Stored data
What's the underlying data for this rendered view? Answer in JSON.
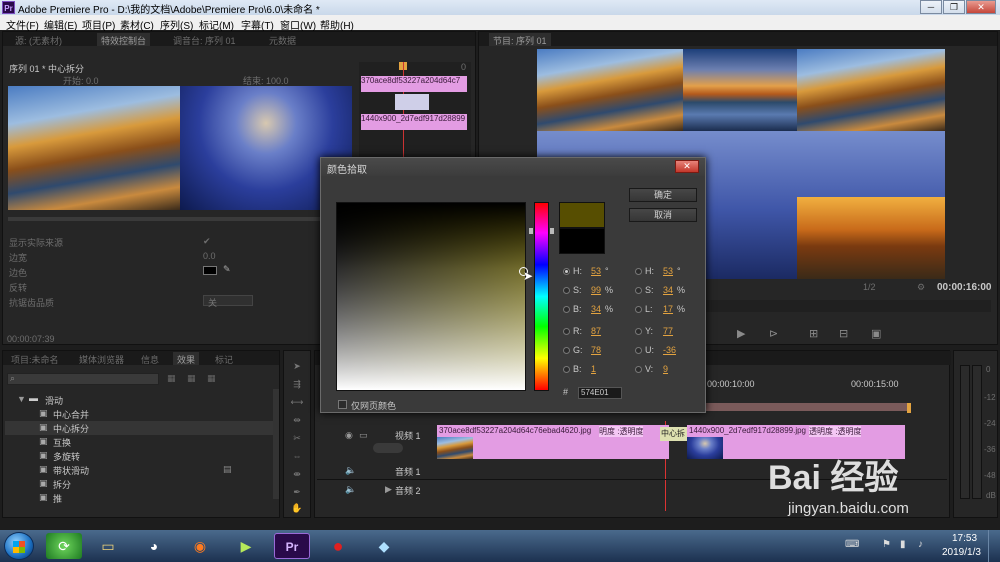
{
  "window": {
    "title": "Adobe Premiere Pro - D:\\我的文档\\Adobe\\Premiere Pro\\6.0\\未命名 *",
    "logo": "Pr",
    "controls": [
      "─",
      "❐",
      "✕"
    ]
  },
  "menu": [
    "文件(F)",
    "编辑(E)",
    "项目(P)",
    "素材(C)",
    "序列(S)",
    "标记(M)",
    "字幕(T)",
    "窗口(W)",
    "帮助(H)"
  ],
  "source_panel": {
    "tabs": [
      "源: (无素材)",
      "特效控制台",
      "调音台: 序列 01",
      "元数据"
    ],
    "header": "序列 01 * 中心拆分",
    "sub_left": "开始: 0.0",
    "sub_right": "结束: 100.0",
    "ruler_marker": "0",
    "clip_a": "370ace8df53227a204d64c7",
    "clip_b": "1440x900_2d7edf917d28899",
    "props": [
      {
        "label": "显示实际来源",
        "value": "✔"
      },
      {
        "label": "边宽",
        "value": "0.0"
      },
      {
        "label": "边色",
        "value": ""
      },
      {
        "label": "反转",
        "value": ""
      },
      {
        "label": "抗锯齿品质",
        "value": "关"
      }
    ],
    "timecode": "00:00:07:39"
  },
  "program_panel": {
    "tabs": [
      "节目: 序列 01"
    ],
    "zoom": "1/2",
    "timecode": "00:00:16:00"
  },
  "color_picker": {
    "title": "颜色拾取",
    "ok_label": "确定",
    "cancel_label": "取消",
    "hsb": [
      {
        "label": "H:",
        "value": "53",
        "unit": "°",
        "selected": true
      },
      {
        "label": "S:",
        "value": "99",
        "unit": "%",
        "selected": false
      },
      {
        "label": "B:",
        "value": "34",
        "unit": "%",
        "selected": false
      }
    ],
    "hsl": [
      {
        "label": "H:",
        "value": "53",
        "unit": "°"
      },
      {
        "label": "S:",
        "value": "34",
        "unit": "%"
      },
      {
        "label": "L:",
        "value": "17",
        "unit": "%"
      }
    ],
    "rgb": [
      {
        "label": "R:",
        "value": "87"
      },
      {
        "label": "G:",
        "value": "78"
      },
      {
        "label": "B:",
        "value": "1"
      }
    ],
    "yuv": [
      {
        "label": "Y:",
        "value": "77"
      },
      {
        "label": "U:",
        "value": "-36"
      },
      {
        "label": "V:",
        "value": "9"
      }
    ],
    "hash": "#",
    "hex": "574E01",
    "web_only_label": "仅网页颜色",
    "new_color": "#574E01",
    "old_color": "#000000"
  },
  "project_panel": {
    "tabs": [
      "项目:未命名",
      "媒体浏览器",
      "信息",
      "效果",
      "标记"
    ],
    "folder": "滑动",
    "items": [
      "中心合并",
      "中心拆分",
      "互换",
      "多旋转",
      "带状滑动",
      "拆分",
      "推"
    ]
  },
  "timeline": {
    "ruler_labels": [
      "00:00:10:00",
      "00:00:15:00"
    ],
    "tracks": [
      {
        "name": "视频 1"
      },
      {
        "name": "音频 1"
      },
      {
        "name": "音频 2"
      }
    ],
    "clip1_label": "370ace8df53227a204d64c76ebad4620.jpg",
    "clip1_opacity": "明度 :透明度",
    "transition_label": "中心拆",
    "clip2_label": "1440x900_2d7edf917d28899.jpg",
    "clip2_opacity": "透明度 :透明度"
  },
  "meters": {
    "scale": [
      "0",
      "-12",
      "-24",
      "-36",
      "-48",
      "dB"
    ]
  },
  "taskbar": {
    "time": "17:53",
    "date": "2019/1/3"
  },
  "watermark": {
    "brand": "Bai 经验",
    "url": "jingyan.baidu.com"
  }
}
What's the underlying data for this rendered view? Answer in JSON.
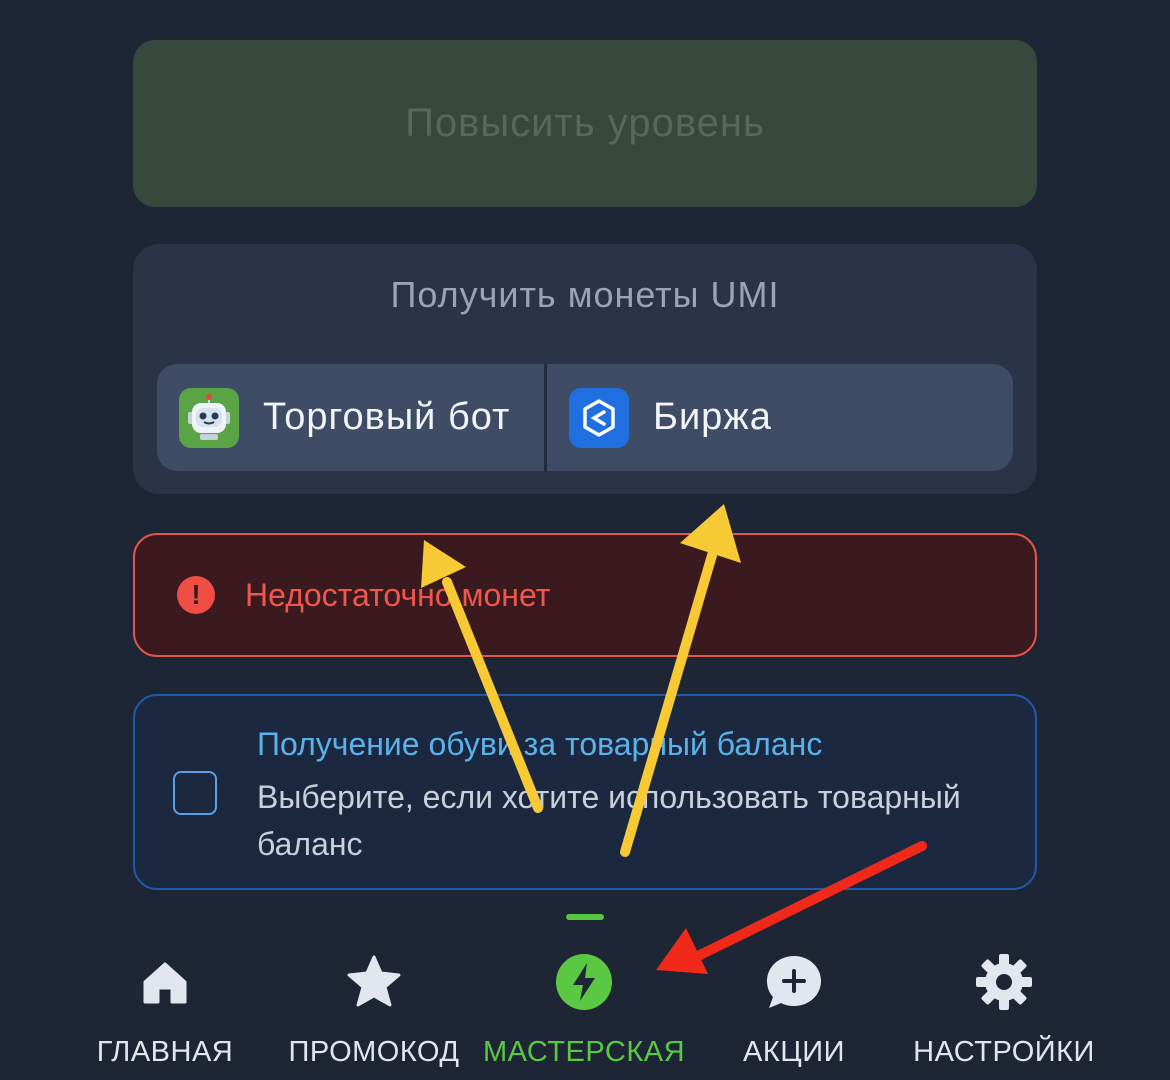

- _Work required_: Copy the material shown above in full and exactly. Skip the pictures.

- _Output_:
What's the underlying data for this rendered view? Answer in JSON.
{
  "window": {
    "title": "Adobe Premiere Pro - D:\\我的文档\\Adobe\\Premiere Pro\\6.0\\未命名 *",
    "logo": "Pr",
    "controls": [
      "─",
      "❐",
      "✕"
    ]
  },
  "menu": [
    "文件(F)",
    "编辑(E)",
    "项目(P)",
    "素材(C)",
    "序列(S)",
    "标记(M)",
    "字幕(T)",
    "窗口(W)",
    "帮助(H)"
  ],
  "source_panel": {
    "tabs": [
      "源: (无素材)",
      "特效控制台",
      "调音台: 序列 01",
      "元数据"
    ],
    "header": "序列 01 * 中心拆分",
    "sub_left": "开始: 0.0",
    "sub_right": "结束: 100.0",
    "ruler_marker": "0",
    "clip_a": "370ace8df53227a204d64c7",
    "clip_b": "1440x900_2d7edf917d28899",
    "props": [
      {
        "label": "显示实际来源",
        "value": "✔"
      },
      {
        "label": "边宽",
        "value": "0.0"
      },
      {
        "label": "边色",
        "value": ""
      },
      {
        "label": "反转",
        "value": ""
      },
      {
        "label": "抗锯齿品质",
        "value": "关"
      }
    ],
    "timecode": "00:00:07:39"
  },
  "program_panel": {
    "tabs": [
      "节目: 序列 01"
    ],
    "zoom": "1/2",
    "timecode": "00:00:16:00"
  },
  "color_picker": {
    "title": "颜色拾取",
    "ok_label": "确定",
    "cancel_label": "取消",
    "hsb": [
      {
        "label": "H:",
        "value": "53",
        "unit": "°",
        "selected": true
      },
      {
        "label": "S:",
        "value": "99",
        "unit": "%",
        "selected": false
      },
      {
        "label": "B:",
        "value": "34",
        "unit": "%",
        "selected": false
      }
    ],
    "hsl": [
      {
        "label": "H:",
        "value": "53",
        "unit": "°"
      },
      {
        "label": "S:",
        "value": "34",
        "unit": "%"
      },
      {
        "label": "L:",
        "value": "17",
        "unit": "%"
      }
    ],
    "rgb": [
      {
        "label": "R:",
        "value": "87"
      },
      {
        "label": "G:",
        "value": "78"
      },
      {
        "label": "B:",
        "value": "1"
      }
    ],
    "yuv": [
      {
        "label": "Y:",
        "value": "77"
      },
      {
        "label": "U:",
        "value": "-36"
      },
      {
        "label": "V:",
        "value": "9"
      }
    ],
    "hash": "#",
    "hex": "574E01",
    "web_only_label": "仅网页颜色",
    "new_color": "#574E01",
    "old_color": "#000000"
  },
  "project_panel": {
    "tabs": [
      "项目:未命名",
      "媒体浏览器",
      "信息",
      "效果",
      "标记"
    ],
    "folder": "滑动",
    "items": [
      "中心合并",
      "中心拆分",
      "互换",
      "多旋转",
      "带状滑动",
      "拆分",
      "推"
    ]
  },
  "timeline": {
    "ruler_labels": [
      "00:00:10:00",
      "00:00:15:00"
    ],
    "tracks": [
      {
        "name": "视频 1"
      },
      {
        "name": "音频 1"
      },
      {
        "name": "音频 2"
      }
    ],
    "clip1_label": "370ace8df53227a204d64c76ebad4620.jpg",
    "clip1_opacity": "明度 :透明度",
    "transition_label": "中心拆",
    "clip2_label": "1440x900_2d7edf917d28899.jpg",
    "clip2_opacity": "透明度 :透明度"
  },
  "meters": {
    "scale": [
      "0",
      "-12",
      "-24",
      "-36",
      "-48",
      "dB"
    ]
  },
  "taskbar": {
    "time": "17:53",
    "date": "2019/1/3"
  },
  "watermark": {
    "brand": "Bai 经验",
    "url": "jingyan.baidu.com"
  }
}
What's the underlying data for this rendered view? Answer in JSON.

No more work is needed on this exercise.